======== RECORDS SHOWN
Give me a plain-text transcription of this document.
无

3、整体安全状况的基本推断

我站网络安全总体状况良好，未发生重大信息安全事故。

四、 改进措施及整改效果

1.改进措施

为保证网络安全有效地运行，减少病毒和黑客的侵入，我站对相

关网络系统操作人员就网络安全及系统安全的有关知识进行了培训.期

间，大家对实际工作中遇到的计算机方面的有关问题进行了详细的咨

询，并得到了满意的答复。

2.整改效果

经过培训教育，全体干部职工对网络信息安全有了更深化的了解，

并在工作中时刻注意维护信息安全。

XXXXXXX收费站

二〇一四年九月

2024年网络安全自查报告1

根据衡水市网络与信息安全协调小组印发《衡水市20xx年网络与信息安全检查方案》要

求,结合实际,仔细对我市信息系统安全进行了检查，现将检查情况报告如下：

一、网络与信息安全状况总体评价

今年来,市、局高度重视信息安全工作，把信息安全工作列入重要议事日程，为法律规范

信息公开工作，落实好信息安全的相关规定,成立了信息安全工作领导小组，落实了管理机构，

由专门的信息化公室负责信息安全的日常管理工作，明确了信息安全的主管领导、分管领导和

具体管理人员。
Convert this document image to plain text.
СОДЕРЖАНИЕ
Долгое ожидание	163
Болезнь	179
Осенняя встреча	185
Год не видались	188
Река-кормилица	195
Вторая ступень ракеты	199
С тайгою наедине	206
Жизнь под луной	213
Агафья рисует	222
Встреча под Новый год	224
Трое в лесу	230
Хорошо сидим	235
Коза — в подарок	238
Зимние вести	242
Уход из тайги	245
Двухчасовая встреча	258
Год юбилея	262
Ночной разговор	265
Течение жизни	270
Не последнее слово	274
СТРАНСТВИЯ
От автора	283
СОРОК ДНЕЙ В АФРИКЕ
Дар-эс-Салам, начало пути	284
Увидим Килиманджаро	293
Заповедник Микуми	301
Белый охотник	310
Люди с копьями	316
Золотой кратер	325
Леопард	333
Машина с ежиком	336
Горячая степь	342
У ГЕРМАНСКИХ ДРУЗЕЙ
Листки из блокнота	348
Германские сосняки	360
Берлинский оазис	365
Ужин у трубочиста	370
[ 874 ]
================
Please copy out each record, character for character.

▶ _COMPLETE RESPONSE_
Give me a plain-text transcription of this document.
无

3、整体安全状况的基本推断

我站网络安全总体状况良好，未发生重大信息安全事故。

四、 改进措施及整改效果

1.改进措施

为保证网络安全有效地运行，减少病毒和黑客的侵入，我站对相

关网络系统操作人员就网络安全及系统安全的有关知识进行了培训.期

间，大家对实际工作中遇到的计算机方面的有关问题进行了详细的咨

询，并得到了满意的答复。

2.整改效果

经过培训教育，全体干部职工对网络信息安全有了更深化的了解，

并在工作中时刻注意维护信息安全。

XXXXXXX收费站

二〇一四年九月

2024年网络安全自查报告1

根据衡水市网络与信息安全协调小组印发《衡水市20xx年网络与信息安全检查方案》要

求,结合实际,仔细对我市信息系统安全进行了检查，现将检查情况报告如下：

一、网络与信息安全状况总体评价

今年来,市、局高度重视信息安全工作，把信息安全工作列入重要议事日程，为法律规范

信息公开工作，落实好信息安全的相关规定,成立了信息安全工作领导小组，落实了管理机构，

由专门的信息化公室负责信息安全的日常管理工作，明确了信息安全的主管领导、分管领导和

具体管理人员。
Convert this document image to plain text.
СОДЕРЖАНИЕ
Долгое ожидание	163
Болезнь	179
Осенняя встреча	185
Год не видались	188
Река-кормилица	195
Вторая ступень ракеты	199
С тайгою наедине	206
Жизнь под луной	213
Агафья рисует	222
Встреча под Новый год	224
Трое в лесу	230
Хорошо сидим	235
Коза — в подарок	238
Зимние вести	242
Уход из тайги	245
Двухчасовая встреча	258
Год юбилея	262
Ночной разговор	265
Течение жизни	270
Не последнее слово	274
СТРАНСТВИЯ
От автора	283
СОРОК ДНЕЙ В АФРИКЕ
Дар-эс-Салам, начало пути	284
Увидим Килиманджаро	293
Заповедник Микуми	301
Белый охотник	310
Люди с копьями	316
Золотой кратер	325
Леопард	333
Машина с ежиком	336
Горячая степь	342
У ГЕРМАНСКИХ ДРУЗЕЙ
Листки из блокнота	348
Германские сосняки	360
Берлинский оазис	365
Ужин у трубочиста	370
[ 874 ]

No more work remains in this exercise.